◆ Direction:
Work through the data and report how many lines include the string "Menengah", giving the number alone.

◆ Input records:

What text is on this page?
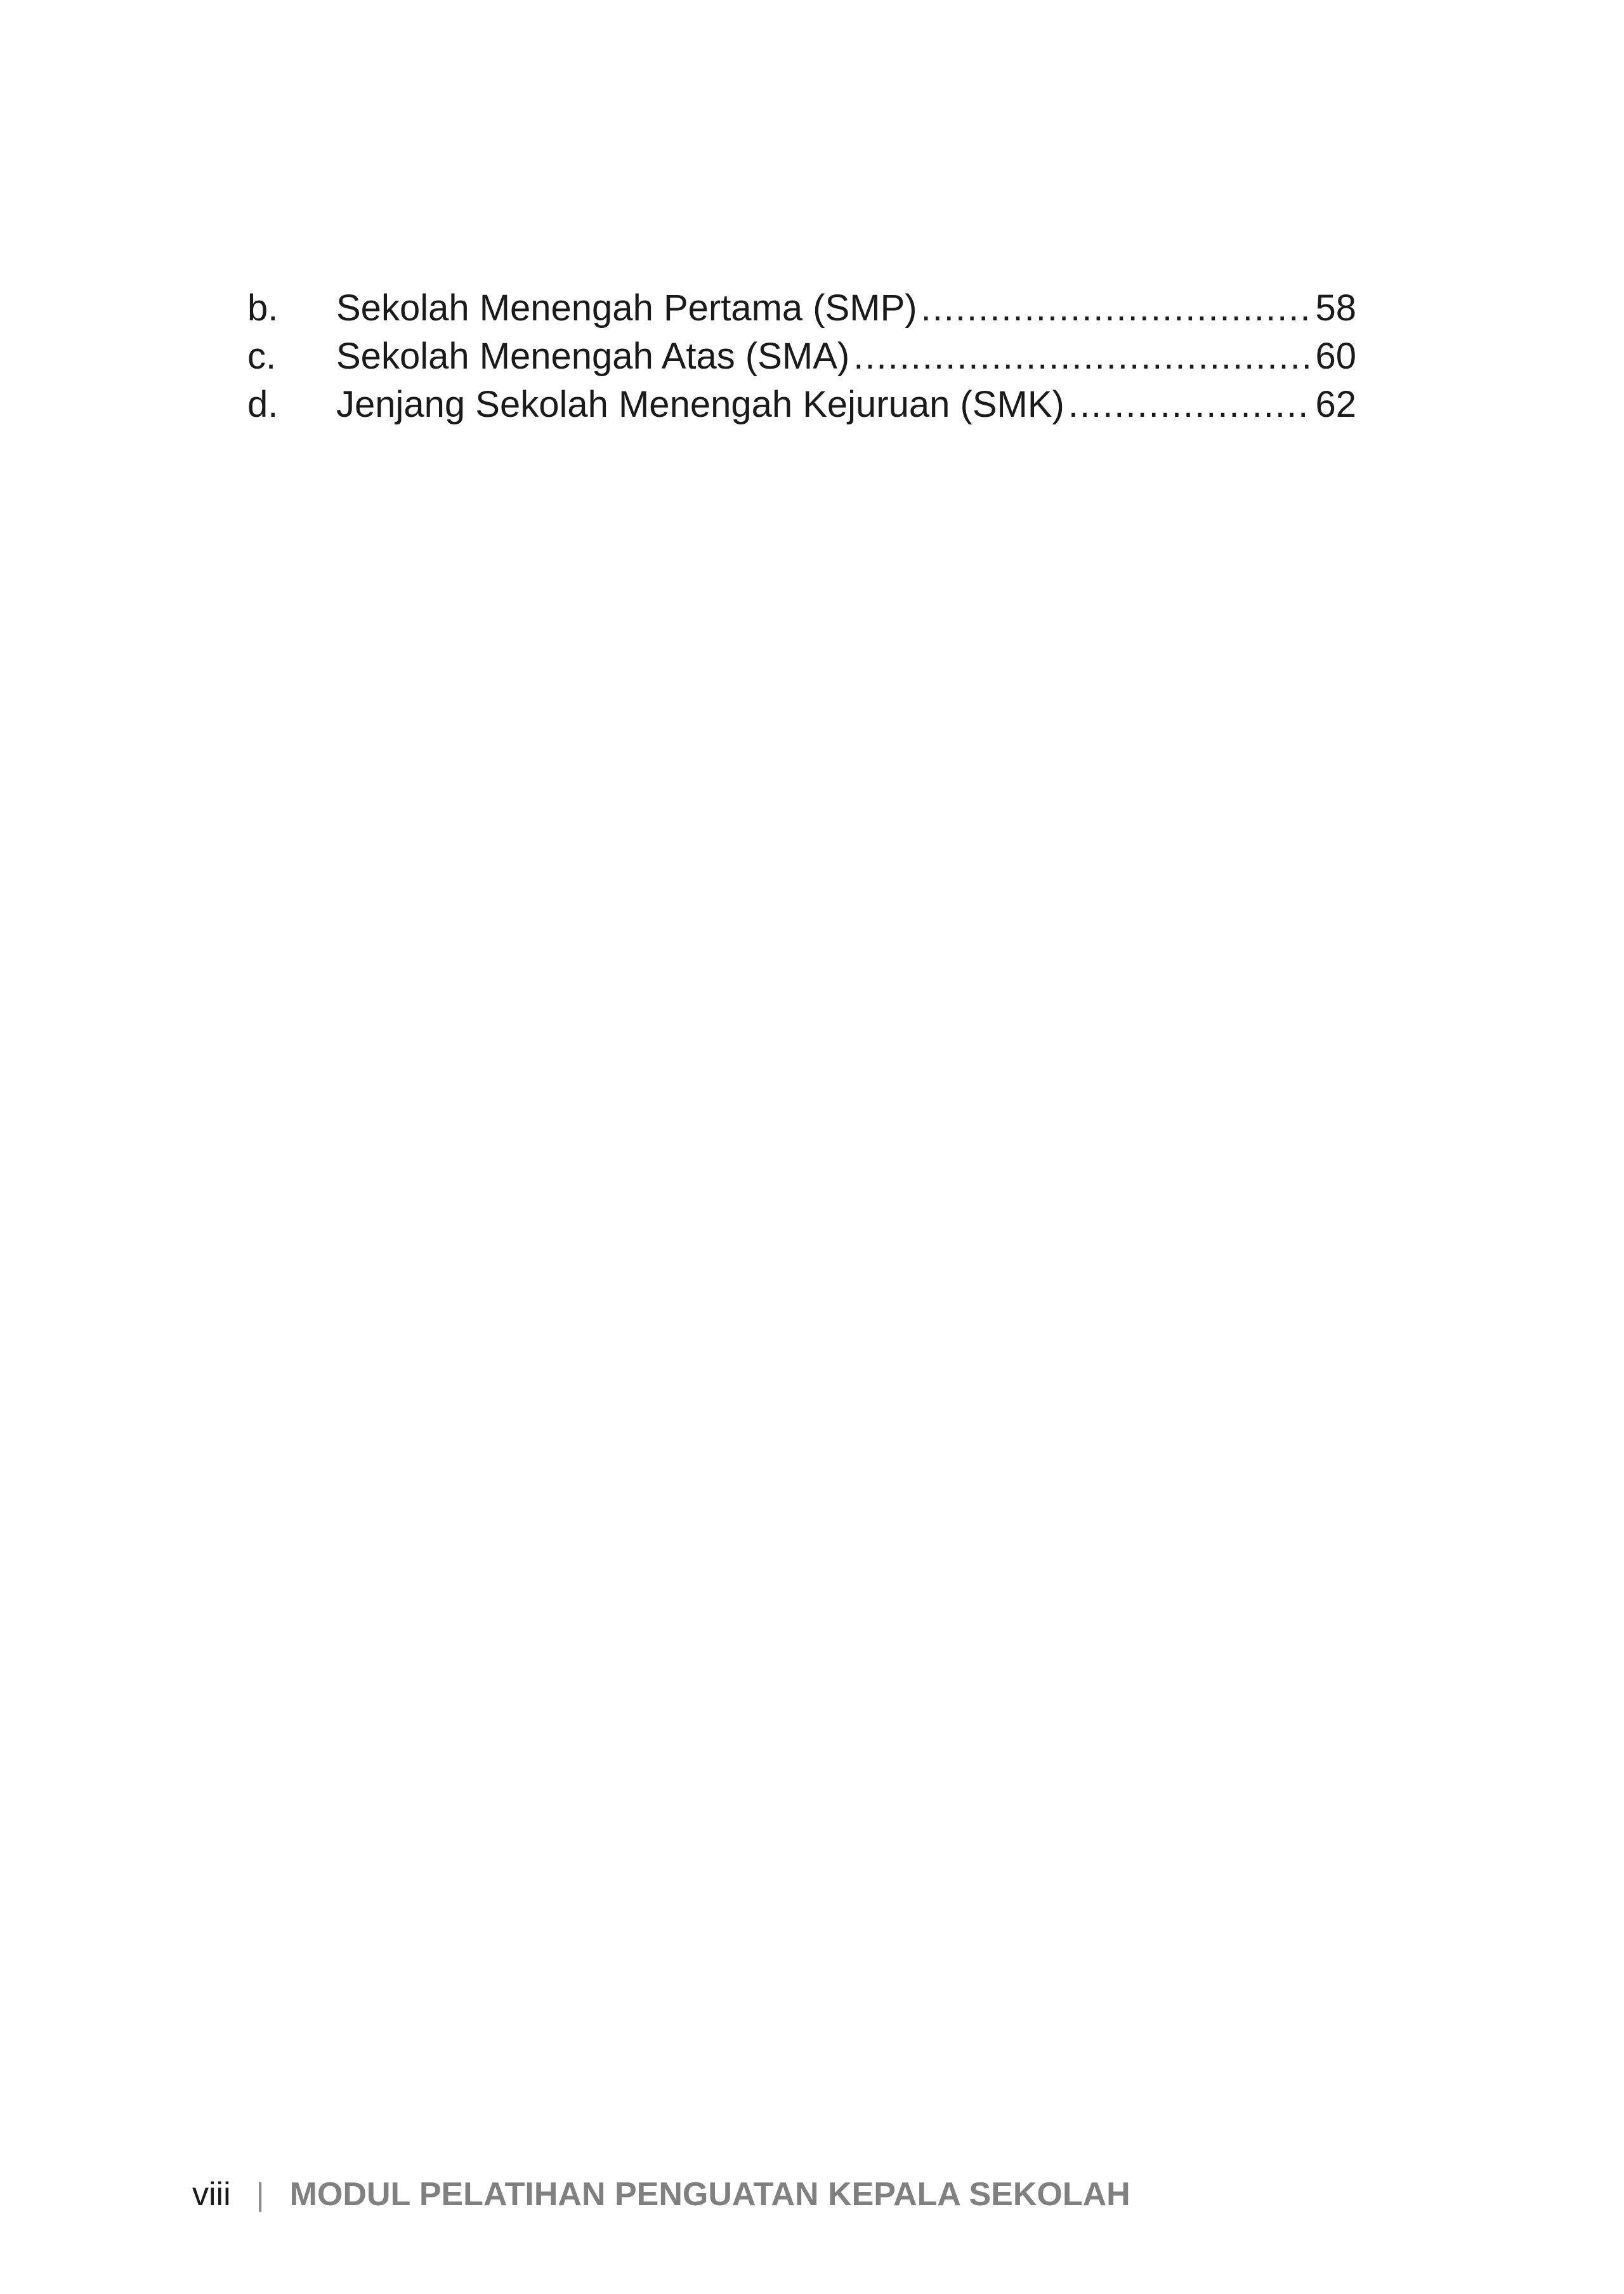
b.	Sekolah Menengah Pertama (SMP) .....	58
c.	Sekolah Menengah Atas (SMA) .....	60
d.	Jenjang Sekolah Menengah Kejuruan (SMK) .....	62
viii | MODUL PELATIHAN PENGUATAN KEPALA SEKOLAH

◆ Solution:
3